• Written instruction: Repeat each record exactly. Any picture gets left out.
┌─ Listed records
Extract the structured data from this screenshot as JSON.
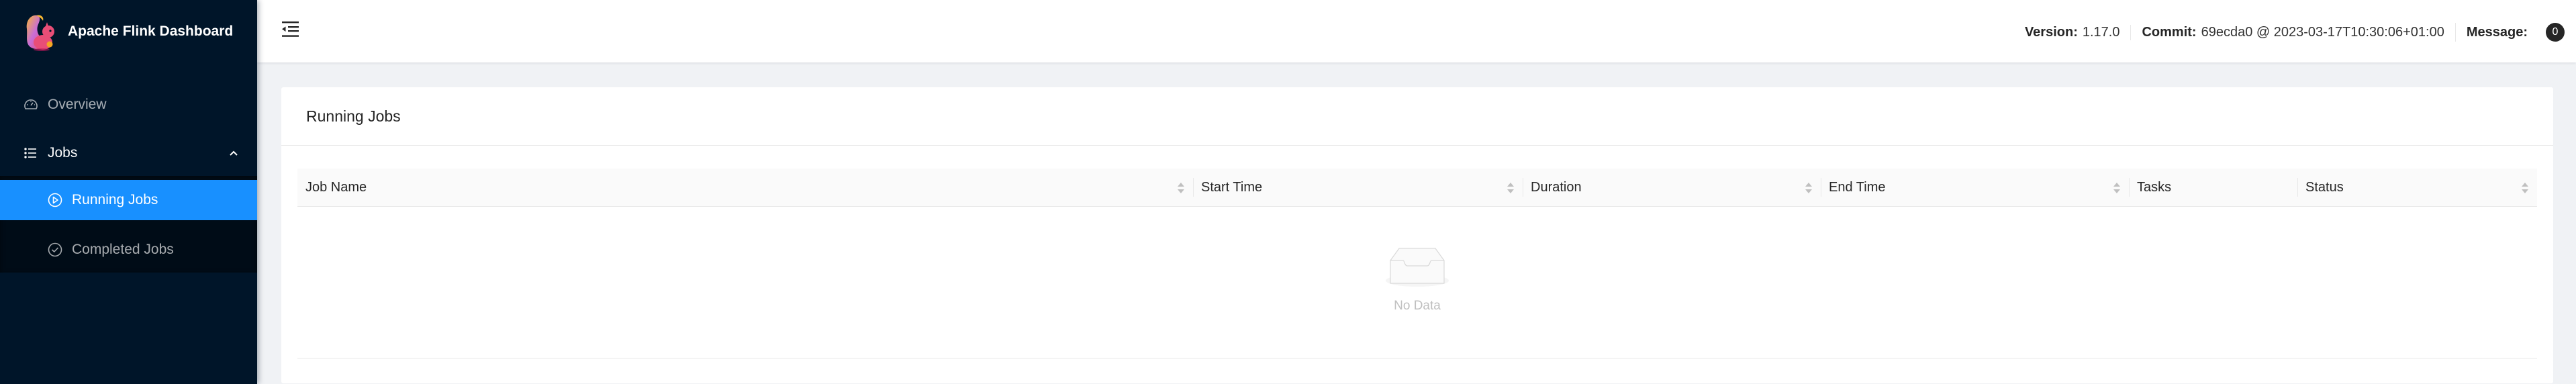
{
  "app": {
    "title": "Apache Flink Dashboard",
    "logo_icon": "flink-squirrel-logo"
  },
  "sidebar": {
    "items": [
      {
        "label": "Overview",
        "icon": "dashboard-icon",
        "active": false
      },
      {
        "label": "Jobs",
        "icon": "unordered-list-icon",
        "expanded": true,
        "children": [
          {
            "label": "Running Jobs",
            "icon": "play-circle-icon",
            "active": true
          },
          {
            "label": "Completed Jobs",
            "icon": "check-circle-icon",
            "active": false
          }
        ]
      }
    ]
  },
  "header": {
    "fold_icon": "menu-fold-icon",
    "version_label": "Version:",
    "version_value": "1.17.0",
    "commit_label": "Commit:",
    "commit_value": "69ecda0 @ 2023-03-17T10:30:06+01:00",
    "message_label": "Message:",
    "message_count": "0"
  },
  "main": {
    "card_title": "Running Jobs",
    "table": {
      "columns": [
        {
          "label": "Job Name",
          "sortable": true
        },
        {
          "label": "Start Time",
          "sortable": true
        },
        {
          "label": "Duration",
          "sortable": true
        },
        {
          "label": "End Time",
          "sortable": true
        },
        {
          "label": "Tasks",
          "sortable": false
        },
        {
          "label": "Status",
          "sortable": true
        }
      ],
      "rows": [],
      "empty_text": "No Data"
    }
  },
  "colors": {
    "sidebar_bg": "#001529",
    "submenu_bg": "#000c17",
    "accent": "#1890ff",
    "page_bg": "#f0f2f5"
  }
}
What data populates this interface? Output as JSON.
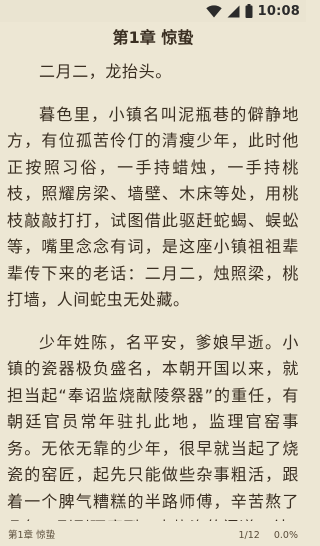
{
  "status_bar": {
    "time": "10:08",
    "icons": [
      "wifi-icon",
      "signal-icon",
      "battery-icon"
    ]
  },
  "reader": {
    "chapter_title": "第1章 惊蛰",
    "paragraphs": [
      "二月二，龙抬头。",
      "暮色里，小镇名叫泥瓶巷的僻静地方，有位孤苦伶仃的清瘦少年，此时他正按照习俗，一手持蜡烛，一手持桃枝，照耀房梁、墙壁、木床等处，用桃枝敲敲打打，试图借此驱赶蛇蝎、蜈蚣等，嘴里念念有词，是这座小镇祖祖辈辈传下来的老话：二月二，烛照梁，桃打墙，人间蛇虫无处藏。",
      "少年姓陈，名平安，爹娘早逝。小镇的瓷器极负盛名，本朝开国以来，就担当起“奉诏监烧献陵祭器”的重任，有朝廷官员常年驻扎此地，监理官窑事务。无依无靠的少年，很早就当起了烧瓷的窑匠，起先只能做些杂事粗活，跟着一个脾气糟糕的半路师傅，辛苦熬了几年，刚刚琢磨到一点烧瓷的门道，结"
    ]
  },
  "footer": {
    "chapter": "第1章 惊蛰",
    "page": "1/12",
    "progress": "0.0%"
  },
  "colors": {
    "background": "#ede7d4",
    "text": "#3a2f22"
  }
}
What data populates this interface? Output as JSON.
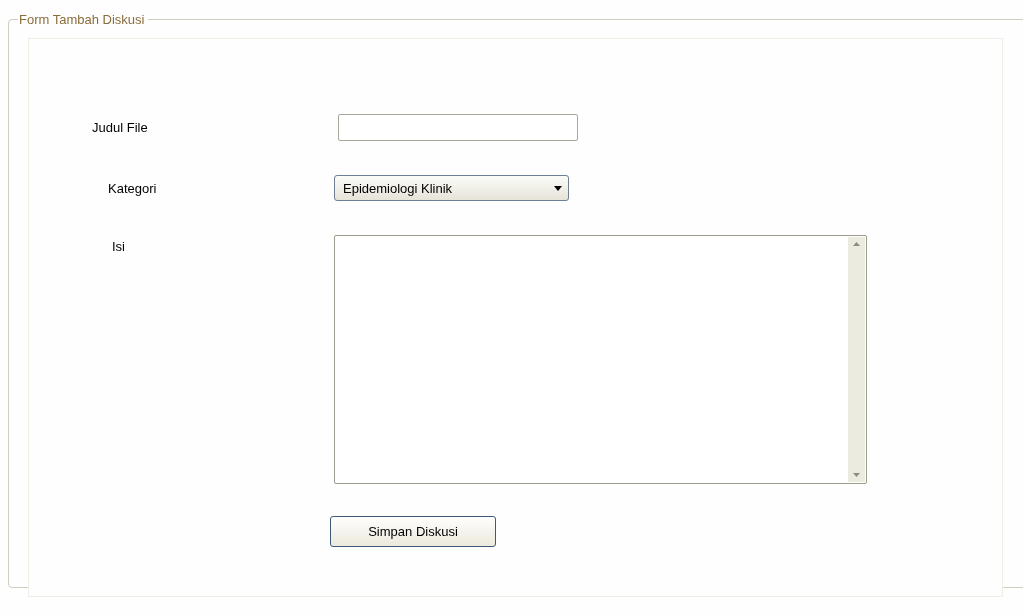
{
  "group": {
    "title": "Form Tambah Diskusi"
  },
  "fields": [
    {
      "kind": "text",
      "label": "Judul File"
    },
    {
      "kind": "select",
      "label": "Kategori",
      "value": "Epidemiologi Klinik"
    },
    {
      "kind": "textarea",
      "label": "Isi"
    }
  ],
  "buttons": [
    "Simpan Diskusi"
  ]
}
└─
• Exercise solution:
Extract the structured data from this screenshot as JSON.
{
  "app": {
    "title": "Apache Flink Dashboard",
    "logo_icon": "flink-squirrel-logo"
  },
  "sidebar": {
    "items": [
      {
        "label": "Overview",
        "icon": "dashboard-icon",
        "active": false
      },
      {
        "label": "Jobs",
        "icon": "unordered-list-icon",
        "expanded": true,
        "children": [
          {
            "label": "Running Jobs",
            "icon": "play-circle-icon",
            "active": true
          },
          {
            "label": "Completed Jobs",
            "icon": "check-circle-icon",
            "active": false
          }
        ]
      }
    ]
  },
  "header": {
    "fold_icon": "menu-fold-icon",
    "version_label": "Version:",
    "version_value": "1.17.0",
    "commit_label": "Commit:",
    "commit_value": "69ecda0 @ 2023-03-17T10:30:06+01:00",
    "message_label": "Message:",
    "message_count": "0"
  },
  "main": {
    "card_title": "Running Jobs",
    "table": {
      "columns": [
        {
          "label": "Job Name",
          "sortable": true
        },
        {
          "label": "Start Time",
          "sortable": true
        },
        {
          "label": "Duration",
          "sortable": true
        },
        {
          "label": "End Time",
          "sortable": true
        },
        {
          "label": "Tasks",
          "sortable": false
        },
        {
          "label": "Status",
          "sortable": true
        }
      ],
      "rows": [],
      "empty_text": "No Data"
    }
  },
  "colors": {
    "sidebar_bg": "#001529",
    "submenu_bg": "#000c17",
    "accent": "#1890ff",
    "page_bg": "#f0f2f5"
  }
}
What data populates this interface? Output as JSON.
{
  "status_bar": {
    "time": "10:08",
    "icons": [
      "wifi-icon",
      "signal-icon",
      "battery-icon"
    ]
  },
  "reader": {
    "chapter_title": "第1章 惊蛰",
    "paragraphs": [
      "二月二，龙抬头。",
      "暮色里，小镇名叫泥瓶巷的僻静地方，有位孤苦伶仃的清瘦少年，此时他正按照习俗，一手持蜡烛，一手持桃枝，照耀房梁、墙壁、木床等处，用桃枝敲敲打打，试图借此驱赶蛇蝎、蜈蚣等，嘴里念念有词，是这座小镇祖祖辈辈传下来的老话：二月二，烛照梁，桃打墙，人间蛇虫无处藏。",
      "少年姓陈，名平安，爹娘早逝。小镇的瓷器极负盛名，本朝开国以来，就担当起“奉诏监烧献陵祭器”的重任，有朝廷官员常年驻扎此地，监理官窑事务。无依无靠的少年，很早就当起了烧瓷的窑匠，起先只能做些杂事粗活，跟着一个脾气糟糕的半路师傅，辛苦熬了几年，刚刚琢磨到一点烧瓷的门道，结"
    ]
  },
  "footer": {
    "chapter": "第1章 惊蛰",
    "page": "1/12",
    "progress": "0.0%"
  },
  "colors": {
    "background": "#ede7d4",
    "text": "#3a2f22"
  }
}
What data populates this interface? Output as JSON.
{
  "group": {
    "title": "Form Tambah Diskusi"
  },
  "fields": [
    {
      "kind": "text",
      "label": "Judul File"
    },
    {
      "kind": "select",
      "label": "Kategori",
      "value": "Epidemiologi Klinik"
    },
    {
      "kind": "textarea",
      "label": "Isi"
    }
  ],
  "buttons": [
    "Simpan Diskusi"
  ]
}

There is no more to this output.